EXERCISE TASK:
Output the data below in full, byte for byte. Nothing may differ.

━━━━━ RECORDS PROVIDED ━━━━━

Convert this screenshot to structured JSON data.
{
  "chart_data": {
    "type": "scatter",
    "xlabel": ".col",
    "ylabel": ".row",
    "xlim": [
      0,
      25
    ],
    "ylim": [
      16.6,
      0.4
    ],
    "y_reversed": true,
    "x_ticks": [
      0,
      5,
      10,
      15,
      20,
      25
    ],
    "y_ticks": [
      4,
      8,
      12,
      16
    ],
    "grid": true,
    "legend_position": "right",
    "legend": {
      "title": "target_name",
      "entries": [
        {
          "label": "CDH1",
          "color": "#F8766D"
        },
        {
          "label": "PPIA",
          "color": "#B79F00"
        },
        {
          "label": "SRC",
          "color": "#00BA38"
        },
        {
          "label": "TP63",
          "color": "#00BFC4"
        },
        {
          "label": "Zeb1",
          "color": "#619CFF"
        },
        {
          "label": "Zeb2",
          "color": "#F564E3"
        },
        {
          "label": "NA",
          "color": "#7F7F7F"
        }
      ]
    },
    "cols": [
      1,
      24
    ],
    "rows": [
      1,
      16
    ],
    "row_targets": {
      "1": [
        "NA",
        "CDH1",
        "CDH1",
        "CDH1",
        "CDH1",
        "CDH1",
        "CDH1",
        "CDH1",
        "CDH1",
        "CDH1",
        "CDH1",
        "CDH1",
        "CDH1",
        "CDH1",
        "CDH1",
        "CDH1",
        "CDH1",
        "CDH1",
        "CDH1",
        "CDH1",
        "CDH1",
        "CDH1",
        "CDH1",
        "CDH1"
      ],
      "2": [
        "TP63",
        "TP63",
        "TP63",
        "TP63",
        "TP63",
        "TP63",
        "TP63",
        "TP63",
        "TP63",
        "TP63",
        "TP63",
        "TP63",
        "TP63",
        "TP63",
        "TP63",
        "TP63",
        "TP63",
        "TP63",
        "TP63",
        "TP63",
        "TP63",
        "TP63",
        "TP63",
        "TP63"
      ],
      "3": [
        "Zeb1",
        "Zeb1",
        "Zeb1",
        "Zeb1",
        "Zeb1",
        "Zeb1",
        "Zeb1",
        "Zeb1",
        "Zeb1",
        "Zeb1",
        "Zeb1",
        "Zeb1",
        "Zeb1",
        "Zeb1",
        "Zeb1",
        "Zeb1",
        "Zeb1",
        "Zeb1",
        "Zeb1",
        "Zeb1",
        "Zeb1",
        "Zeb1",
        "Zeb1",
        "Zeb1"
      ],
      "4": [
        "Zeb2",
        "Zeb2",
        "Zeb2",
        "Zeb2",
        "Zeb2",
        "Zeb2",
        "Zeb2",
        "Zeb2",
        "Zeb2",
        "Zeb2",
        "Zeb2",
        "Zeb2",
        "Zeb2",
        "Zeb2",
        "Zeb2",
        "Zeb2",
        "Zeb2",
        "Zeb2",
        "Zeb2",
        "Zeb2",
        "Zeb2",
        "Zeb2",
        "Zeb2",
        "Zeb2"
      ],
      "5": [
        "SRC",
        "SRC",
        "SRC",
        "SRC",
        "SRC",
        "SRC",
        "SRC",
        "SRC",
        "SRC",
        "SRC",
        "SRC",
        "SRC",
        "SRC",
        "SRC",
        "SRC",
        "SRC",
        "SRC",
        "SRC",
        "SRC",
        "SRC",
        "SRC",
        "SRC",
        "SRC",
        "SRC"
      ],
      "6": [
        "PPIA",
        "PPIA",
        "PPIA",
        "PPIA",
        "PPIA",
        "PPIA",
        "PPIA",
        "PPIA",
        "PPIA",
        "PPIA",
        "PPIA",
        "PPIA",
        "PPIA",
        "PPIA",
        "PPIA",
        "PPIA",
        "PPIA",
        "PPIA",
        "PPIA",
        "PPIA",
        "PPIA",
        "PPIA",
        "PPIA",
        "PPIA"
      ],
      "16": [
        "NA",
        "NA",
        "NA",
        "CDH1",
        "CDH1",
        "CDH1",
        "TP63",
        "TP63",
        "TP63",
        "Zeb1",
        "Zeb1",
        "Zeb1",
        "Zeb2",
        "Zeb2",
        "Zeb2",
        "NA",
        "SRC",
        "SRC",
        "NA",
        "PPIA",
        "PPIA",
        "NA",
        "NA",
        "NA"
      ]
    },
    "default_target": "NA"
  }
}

━━━━━

WRITTEN RESPONSE:
Convert this screenshot to structured JSON data.
{
  "chart_data": {
    "type": "scatter",
    "xlabel": ".col",
    "ylabel": ".row",
    "xlim": [
      0,
      25
    ],
    "ylim": [
      16.6,
      0.4
    ],
    "y_reversed": true,
    "x_ticks": [
      0,
      5,
      10,
      15,
      20,
      25
    ],
    "y_ticks": [
      4,
      8,
      12,
      16
    ],
    "grid": true,
    "legend_position": "right",
    "legend": {
      "title": "target_name",
      "entries": [
        {
          "label": "CDH1",
          "color": "#F8766D"
        },
        {
          "label": "PPIA",
          "color": "#B79F00"
        },
        {
          "label": "SRC",
          "color": "#00BA38"
        },
        {
          "label": "TP63",
          "color": "#00BFC4"
        },
        {
          "label": "Zeb1",
          "color": "#619CFF"
        },
        {
          "label": "Zeb2",
          "color": "#F564E3"
        },
        {
          "label": "NA",
          "color": "#7F7F7F"
        }
      ]
    },
    "cols": [
      1,
      24
    ],
    "rows": [
      1,
      16
    ],
    "row_targets": {
      "1": [
        "NA",
        "CDH1",
        "CDH1",
        "CDH1",
        "CDH1",
        "CDH1",
        "CDH1",
        "CDH1",
        "CDH1",
        "CDH1",
        "CDH1",
        "CDH1",
        "CDH1",
        "CDH1",
        "CDH1",
        "CDH1",
        "CDH1",
        "CDH1",
        "CDH1",
        "CDH1",
        "CDH1",
        "CDH1",
        "CDH1",
        "CDH1"
      ],
      "2": [
        "TP63",
        "TP63",
        "TP63",
        "TP63",
        "TP63",
        "TP63",
        "TP63",
        "TP63",
        "TP63",
        "TP63",
        "TP63",
        "TP63",
        "TP63",
        "TP63",
        "TP63",
        "TP63",
        "TP63",
        "TP63",
        "TP63",
        "TP63",
        "TP63",
        "TP63",
        "TP63",
        "TP63"
      ],
      "3": [
        "Zeb1",
        "Zeb1",
        "Zeb1",
        "Zeb1",
        "Zeb1",
        "Zeb1",
        "Zeb1",
        "Zeb1",
        "Zeb1",
        "Zeb1",
        "Zeb1",
        "Zeb1",
        "Zeb1",
        "Zeb1",
        "Zeb1",
        "Zeb1",
        "Zeb1",
        "Zeb1",
        "Zeb1",
        "Zeb1",
        "Zeb1",
        "Zeb1",
        "Zeb1",
        "Zeb1"
      ],
      "4": [
        "Zeb2",
        "Zeb2",
        "Zeb2",
        "Zeb2",
        "Zeb2",
        "Zeb2",
        "Zeb2",
        "Zeb2",
        "Zeb2",
        "Zeb2",
        "Zeb2",
        "Zeb2",
        "Zeb2",
        "Zeb2",
        "Zeb2",
        "Zeb2",
        "Zeb2",
        "Zeb2",
        "Zeb2",
        "Zeb2",
        "Zeb2",
        "Zeb2",
        "Zeb2",
        "Zeb2"
      ],
      "5": [
        "SRC",
        "SRC",
        "SRC",
        "SRC",
        "SRC",
        "SRC",
        "SRC",
        "SRC",
        "SRC",
        "SRC",
        "SRC",
        "SRC",
        "SRC",
        "SRC",
        "SRC",
        "SRC",
        "SRC",
        "SRC",
        "SRC",
        "SRC",
        "SRC",
        "SRC",
        "SRC",
        "SRC"
      ],
      "6": [
        "PPIA",
        "PPIA",
        "PPIA",
        "PPIA",
        "PPIA",
        "PPIA",
        "PPIA",
        "PPIA",
        "PPIA",
        "PPIA",
        "PPIA",
        "PPIA",
        "PPIA",
        "PPIA",
        "PPIA",
        "PPIA",
        "PPIA",
        "PPIA",
        "PPIA",
        "PPIA",
        "PPIA",
        "PPIA",
        "PPIA",
        "PPIA"
      ],
      "16": [
        "NA",
        "NA",
        "NA",
        "CDH1",
        "CDH1",
        "CDH1",
        "TP63",
        "TP63",
        "TP63",
        "Zeb1",
        "Zeb1",
        "Zeb1",
        "Zeb2",
        "Zeb2",
        "Zeb2",
        "NA",
        "SRC",
        "SRC",
        "NA",
        "PPIA",
        "PPIA",
        "NA",
        "NA",
        "NA"
      ]
    },
    "default_target": "NA"
  }
}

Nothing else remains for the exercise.